* [Document passage]:
M12-io.pciex.switch.se - An error was detected within a PCIe switch

Asset ID:	1-79-2218459.1
Update Date:	2017-08-14
Keywords:

Solution Type Predictive Self-Healing Sure

Solution 2218459.1 : M12-io.pciex.switch.se - An error was detected within a PCIe switch

Applies to:

Fujitsu SPARC M12-2
Fujitsu M10 PCI Expansion Unit
Fujitsu SPARC M12-2S
Fujitsu SPARC M12-1
SPARC

Purpose

Provide additional information for message ID: M12-io.pciex.switch.se

Fujitsu error code:

03000001

Details

Type

: Hardware Fault; io.pciex.switch.se

Severity

: Major

Description

: Fault due to a serious error detected on a PCIe switch chip, onboard device or a card in a PCI slot.

Automated Response

: When the failure is detected, the domain will be rebooted, the platform administrator should make sure the FRU with the faulty component is replaced.

Impact

: All the IO behind the PCIe switch chip is deconfigured.; NOTE: When the failure is on a PCI card, the fault information for this fault is not stored in the FMA resource cache, nor is it stored on the XSCF's persistent storage. Instead, the fault information is stored only in the hardware descriptor (HWD) of the domain that the device belongs to. The HWD itself is cleared of all information about faulty devices when the domain is powered down (this includes platform resets and platform power-downs). The HWD information about this device being faulty is also cleared when a hot-plug operation is performed on the faulty PCIe card from within Solaris running on the domain. However, even though the fault information is not stored in the FMA resource cache or XSCF persistent storage, the fault occurrence is logged in the relevant error logs and fault logs.

NOTE: OBP stops using the PCI card when the failure is detected. But, by power-off and on the domain, the domain will start using it again.

* [Stored rows]:

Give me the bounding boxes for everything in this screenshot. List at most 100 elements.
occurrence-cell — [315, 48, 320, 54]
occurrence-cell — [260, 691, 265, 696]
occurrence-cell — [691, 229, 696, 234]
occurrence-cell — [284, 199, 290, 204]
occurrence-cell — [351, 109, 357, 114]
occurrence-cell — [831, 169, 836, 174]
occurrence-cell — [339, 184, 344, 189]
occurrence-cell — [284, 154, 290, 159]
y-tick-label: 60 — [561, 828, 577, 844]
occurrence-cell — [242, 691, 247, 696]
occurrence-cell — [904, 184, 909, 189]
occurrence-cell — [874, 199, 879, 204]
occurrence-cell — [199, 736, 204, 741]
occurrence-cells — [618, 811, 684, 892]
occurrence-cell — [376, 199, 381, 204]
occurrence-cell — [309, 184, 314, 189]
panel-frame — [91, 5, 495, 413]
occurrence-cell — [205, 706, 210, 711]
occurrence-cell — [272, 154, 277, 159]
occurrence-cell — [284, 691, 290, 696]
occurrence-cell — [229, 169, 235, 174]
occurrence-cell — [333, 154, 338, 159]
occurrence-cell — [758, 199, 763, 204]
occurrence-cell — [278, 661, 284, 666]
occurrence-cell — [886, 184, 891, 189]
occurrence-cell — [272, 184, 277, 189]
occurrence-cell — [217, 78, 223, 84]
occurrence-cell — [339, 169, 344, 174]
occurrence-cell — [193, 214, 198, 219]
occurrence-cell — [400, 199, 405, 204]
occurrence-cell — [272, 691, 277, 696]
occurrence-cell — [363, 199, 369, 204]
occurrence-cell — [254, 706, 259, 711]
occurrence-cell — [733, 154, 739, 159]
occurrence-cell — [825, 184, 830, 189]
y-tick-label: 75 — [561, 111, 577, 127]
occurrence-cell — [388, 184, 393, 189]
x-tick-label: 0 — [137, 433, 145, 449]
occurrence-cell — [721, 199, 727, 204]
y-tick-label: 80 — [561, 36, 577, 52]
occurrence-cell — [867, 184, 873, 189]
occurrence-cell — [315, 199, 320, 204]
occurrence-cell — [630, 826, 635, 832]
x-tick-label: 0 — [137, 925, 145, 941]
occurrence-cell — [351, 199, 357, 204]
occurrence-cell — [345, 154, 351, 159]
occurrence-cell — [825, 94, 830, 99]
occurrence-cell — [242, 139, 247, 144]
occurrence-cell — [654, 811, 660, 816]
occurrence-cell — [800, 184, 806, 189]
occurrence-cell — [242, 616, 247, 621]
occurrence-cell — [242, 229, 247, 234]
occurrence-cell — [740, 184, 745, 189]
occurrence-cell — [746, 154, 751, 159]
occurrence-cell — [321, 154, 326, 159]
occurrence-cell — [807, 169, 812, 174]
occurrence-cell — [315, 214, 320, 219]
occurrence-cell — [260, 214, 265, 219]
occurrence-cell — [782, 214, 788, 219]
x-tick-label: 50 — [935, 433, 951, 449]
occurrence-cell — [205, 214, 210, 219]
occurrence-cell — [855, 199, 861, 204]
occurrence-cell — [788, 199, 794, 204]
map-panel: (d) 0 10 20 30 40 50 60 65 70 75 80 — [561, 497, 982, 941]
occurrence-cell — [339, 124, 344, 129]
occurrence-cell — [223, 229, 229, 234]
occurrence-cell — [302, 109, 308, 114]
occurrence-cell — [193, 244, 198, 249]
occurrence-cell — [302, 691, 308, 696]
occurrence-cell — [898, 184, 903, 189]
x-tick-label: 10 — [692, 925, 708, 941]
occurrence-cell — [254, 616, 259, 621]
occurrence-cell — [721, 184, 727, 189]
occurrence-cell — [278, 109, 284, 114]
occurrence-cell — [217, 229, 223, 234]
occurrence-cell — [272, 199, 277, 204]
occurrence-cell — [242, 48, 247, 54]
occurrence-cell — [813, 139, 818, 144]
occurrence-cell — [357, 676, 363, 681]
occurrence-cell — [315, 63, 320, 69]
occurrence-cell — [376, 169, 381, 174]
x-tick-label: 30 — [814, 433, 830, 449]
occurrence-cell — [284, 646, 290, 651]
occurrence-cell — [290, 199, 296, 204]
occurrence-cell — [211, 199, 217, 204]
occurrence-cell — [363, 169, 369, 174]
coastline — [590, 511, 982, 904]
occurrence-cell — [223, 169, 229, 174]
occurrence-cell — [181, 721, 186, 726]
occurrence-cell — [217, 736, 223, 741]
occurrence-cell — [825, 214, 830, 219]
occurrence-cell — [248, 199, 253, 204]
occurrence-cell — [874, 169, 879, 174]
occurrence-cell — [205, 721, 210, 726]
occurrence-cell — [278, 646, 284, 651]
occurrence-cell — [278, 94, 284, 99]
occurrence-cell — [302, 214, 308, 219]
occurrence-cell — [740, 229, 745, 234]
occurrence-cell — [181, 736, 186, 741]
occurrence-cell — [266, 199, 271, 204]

* [Problem A]: Please rewrite the PCIe switch error article above, starting with "Description" and going on through "component is replaced.", changing "rebooted" to "restarted".
* [Problem B]:
Answer these from the PCIe switch error article:
(i) What is the Fujitsu error code?
(ii) What severity is assigned?
(iii) What event clears the hardware descriptor of all information about faulty devices?
* [Problem C]: List every product that the PCIe switch error article names under "Applies to".

* [Task answer A]:
Description

: Fault due to a serious error detected on a PCIe switch chip, onboard device or a card in a PCI slot.

Automated Response

: When the failure is detected, the domain will be restarted, the platform administrator should make sure the FRU with the faulty component is replaced.

* [Task answer B]:
(i) 03000001
(ii) Major
(iii) Powering down the domain, including platform resets and platform power-downs.

* [Task answer C]:
Fujitsu SPARC M12-2
Fujitsu M10 PCI Expansion Unit
Fujitsu SPARC M12-2S
Fujitsu SPARC M12-1
SPARC